- **Exercises to complete**:
1. In the forum thread below about a teething baby's cough, which two medicines does the first poster use to cope with the teething?
2. Extend the forum thread below about a teething baby's cough, starting right after the final sentence of its last post.

# Cutting Molars - constantly coughing please help!



## jkbmah

hi all - Em is currently cutting at least 3 molars from what i can tell. Today she has devloped a very persistent dry cough and a bit of a runny nose. The teething we can cope with (through calpol and nurofen) but this cough is awful, she constantly coughs in her sleep and as such is not sleeping very well at all. 

its a very dry cough and so was wondering if it is linked to the teething? (Ive heard this can happen). She had temps today of 38 but im still putting that down to these molars coming through.

So anyway my qus are - what do you think, a teethy cough or something else? also - what can you do to stop/alleiviate a cough? - we have given cough meds and have a humidifier - neither of which seem to have any affect.

any advice greatly welcomed xx


----------



## Kians_Mummy

My DS is currently cutting 2 molars. He has a bit of a runny nose as well as a really bad cough. I have found that him being in the room while I run a bath and a bottle of Chamomile tea with a tbsp of honey helps really well (HV/GP give the all clear on giving him Chamomile tea).

Must add, it also helps DS when he's overtired and refused to go to sleep


----------



## CaptainMummy

The last couple of weeks Paige has had a dry tickly cough (well I assume its tickly!) and a very snotty nose. She has all of her molars but one only appeared a week and a bit ago, and they are still all pushing up a bit. I didnt even think this could be why... I just assumed I gave her my horrible sore throat!

Page segmentation data:
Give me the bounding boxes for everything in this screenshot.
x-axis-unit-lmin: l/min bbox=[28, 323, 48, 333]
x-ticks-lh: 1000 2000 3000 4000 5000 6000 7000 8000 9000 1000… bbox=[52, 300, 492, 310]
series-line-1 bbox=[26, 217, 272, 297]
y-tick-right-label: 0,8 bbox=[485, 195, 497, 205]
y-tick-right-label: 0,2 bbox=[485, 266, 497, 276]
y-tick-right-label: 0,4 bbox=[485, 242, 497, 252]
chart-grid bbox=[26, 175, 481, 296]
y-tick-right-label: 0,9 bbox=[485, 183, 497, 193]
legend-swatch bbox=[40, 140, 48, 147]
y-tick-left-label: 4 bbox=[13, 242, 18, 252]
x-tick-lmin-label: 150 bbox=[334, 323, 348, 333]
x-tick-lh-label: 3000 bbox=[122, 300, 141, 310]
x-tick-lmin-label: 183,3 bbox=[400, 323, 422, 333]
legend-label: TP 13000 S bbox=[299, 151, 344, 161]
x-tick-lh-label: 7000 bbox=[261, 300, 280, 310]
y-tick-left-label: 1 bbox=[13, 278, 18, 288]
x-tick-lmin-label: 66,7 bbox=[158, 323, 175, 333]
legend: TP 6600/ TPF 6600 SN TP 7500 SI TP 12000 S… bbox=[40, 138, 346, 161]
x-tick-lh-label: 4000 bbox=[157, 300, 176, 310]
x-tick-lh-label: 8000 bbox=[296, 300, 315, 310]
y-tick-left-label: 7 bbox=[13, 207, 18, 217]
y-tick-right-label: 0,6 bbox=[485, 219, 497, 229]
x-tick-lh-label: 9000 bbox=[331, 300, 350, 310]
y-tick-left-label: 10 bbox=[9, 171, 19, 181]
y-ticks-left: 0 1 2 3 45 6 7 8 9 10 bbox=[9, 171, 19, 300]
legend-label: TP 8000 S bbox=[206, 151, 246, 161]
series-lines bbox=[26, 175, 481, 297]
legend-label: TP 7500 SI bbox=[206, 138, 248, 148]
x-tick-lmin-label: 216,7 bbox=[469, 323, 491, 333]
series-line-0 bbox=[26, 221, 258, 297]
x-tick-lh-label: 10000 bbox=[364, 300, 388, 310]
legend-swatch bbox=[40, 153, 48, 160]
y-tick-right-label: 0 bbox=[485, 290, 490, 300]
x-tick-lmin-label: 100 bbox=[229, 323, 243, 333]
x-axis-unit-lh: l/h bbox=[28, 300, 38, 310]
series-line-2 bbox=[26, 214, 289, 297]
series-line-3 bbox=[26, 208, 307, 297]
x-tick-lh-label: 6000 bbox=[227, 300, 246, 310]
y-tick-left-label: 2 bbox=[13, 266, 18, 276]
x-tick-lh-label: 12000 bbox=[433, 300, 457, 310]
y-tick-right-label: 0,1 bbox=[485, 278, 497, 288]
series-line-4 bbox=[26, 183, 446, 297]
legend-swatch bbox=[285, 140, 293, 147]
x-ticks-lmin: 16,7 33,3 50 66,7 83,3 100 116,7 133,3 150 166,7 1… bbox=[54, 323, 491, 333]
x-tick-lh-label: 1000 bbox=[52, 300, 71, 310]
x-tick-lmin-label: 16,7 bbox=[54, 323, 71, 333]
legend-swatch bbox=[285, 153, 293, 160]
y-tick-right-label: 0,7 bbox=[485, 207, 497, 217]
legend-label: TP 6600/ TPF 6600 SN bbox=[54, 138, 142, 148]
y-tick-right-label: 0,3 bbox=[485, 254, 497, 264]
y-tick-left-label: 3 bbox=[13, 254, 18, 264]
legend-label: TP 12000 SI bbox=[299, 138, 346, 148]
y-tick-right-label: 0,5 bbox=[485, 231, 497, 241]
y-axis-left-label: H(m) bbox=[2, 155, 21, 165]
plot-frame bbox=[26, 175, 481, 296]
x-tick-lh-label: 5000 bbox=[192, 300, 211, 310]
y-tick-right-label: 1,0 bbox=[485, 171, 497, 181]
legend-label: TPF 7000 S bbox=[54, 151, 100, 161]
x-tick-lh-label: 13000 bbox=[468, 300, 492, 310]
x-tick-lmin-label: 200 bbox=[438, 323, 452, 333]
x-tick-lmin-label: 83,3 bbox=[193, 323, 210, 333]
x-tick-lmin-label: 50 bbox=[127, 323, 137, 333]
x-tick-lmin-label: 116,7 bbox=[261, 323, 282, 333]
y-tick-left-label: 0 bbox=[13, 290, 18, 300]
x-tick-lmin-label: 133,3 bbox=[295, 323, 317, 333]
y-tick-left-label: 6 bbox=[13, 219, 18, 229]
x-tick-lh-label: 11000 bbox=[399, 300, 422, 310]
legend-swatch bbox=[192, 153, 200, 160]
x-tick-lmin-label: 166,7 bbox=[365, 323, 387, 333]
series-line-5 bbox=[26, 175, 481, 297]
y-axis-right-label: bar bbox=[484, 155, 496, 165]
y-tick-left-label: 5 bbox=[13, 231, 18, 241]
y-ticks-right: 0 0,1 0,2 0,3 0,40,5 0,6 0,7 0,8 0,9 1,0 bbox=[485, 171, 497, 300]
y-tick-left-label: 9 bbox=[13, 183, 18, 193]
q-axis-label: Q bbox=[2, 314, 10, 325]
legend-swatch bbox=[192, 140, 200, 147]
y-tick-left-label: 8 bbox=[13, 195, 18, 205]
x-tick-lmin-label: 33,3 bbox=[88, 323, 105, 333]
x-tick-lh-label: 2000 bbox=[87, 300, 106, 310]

- **Your responses**:
1. Calpol and Nurofen.

2.
----------



## chelle7

Mu lo always seems to get a cough when teething too- she has had one now for the last 2 weeks and has 2 front bottom ones cutting through. It is worse at night and has been waking her so I hope it will go soon


----------



## punk_pig

I don't think the advice is any different whether it is through teething or whether she has a virus - honey based remedies (for the over 1yr olds) and steam.

Just watch the temp doesn't go on for more than a few days as the Calpol etc. could mask an illness.


----------



## jkbmah

thanks everyone. Temps went up today to 39.9, ended up at out of hours docs who diagnosed a possible chest infection and antib's - we have one hot baby! poor thing!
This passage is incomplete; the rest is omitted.